_Available records_:
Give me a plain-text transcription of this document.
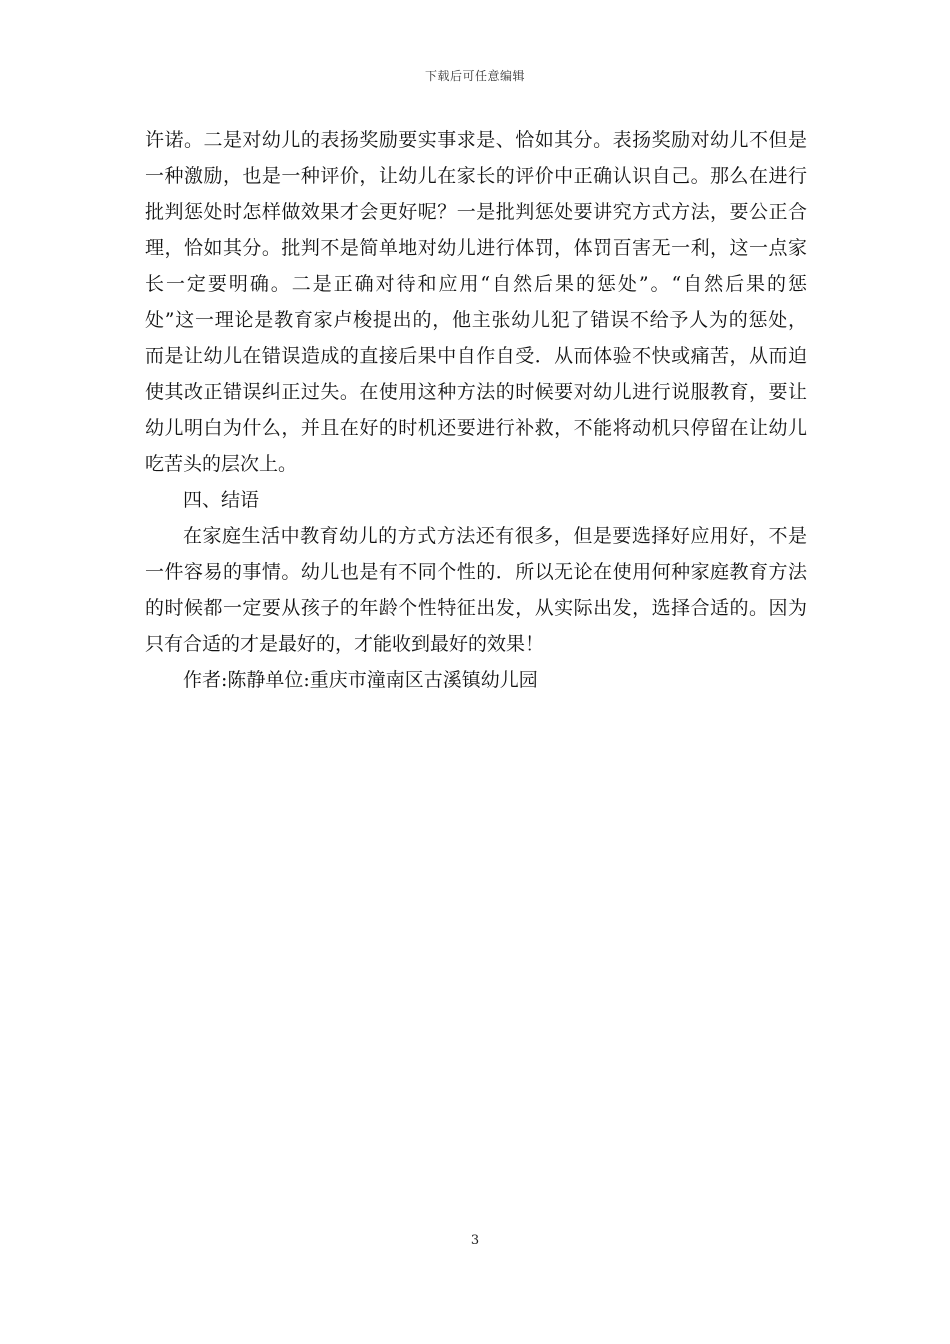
下载后可任意编辑
许诺。二是对幼儿的表扬奖励要实事求是、恰如其分。表扬奖励对幼儿不但是
一种激励，也是一种评价，让幼儿在家长的评价中正确认识自己。那么在进行
批判惩处时怎样做效果才会更好呢？一是批判惩处要讲究方式方法，要公正合
理，恰如其分。批判不是简单地对幼儿进行体罚，体罚百害无一利，这一点家
长一定要明确。二是正确对待和应用“自然后果的惩处”。“自然后果的惩
处”这一理论是教育家卢梭提出的，他主张幼儿犯了错误不给予人为的惩处，
而是让幼儿在错误造成的直接后果中自作自受．从而体验不快或痛苦，从而迫
使其改正错误纠正过失。在使用这种方法的时候要对幼儿进行说服教育，要让
幼儿明白为什么，并且在好的时机还要进行补救，不能将动机只停留在让幼儿
吃苦头的层次上。
四、结语
在家庭生活中教育幼儿的方式方法还有很多，但是要选择好应用好，不是
一件容易的事情。幼儿也是有不同个性的．所以无论在使用何种家庭教育方法
的时候都一定要从孩子的年龄个性特征出发，从实际出发，选择合适的。因为
只有合适的才是最好的，才能收到最好的效果！
作者:陈静单位:重庆市潼南区古溪镇幼儿园
3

_Instruction_:
Report only the number of lines in the listing that contain the word "恰如其分".

_Exercise response_:
2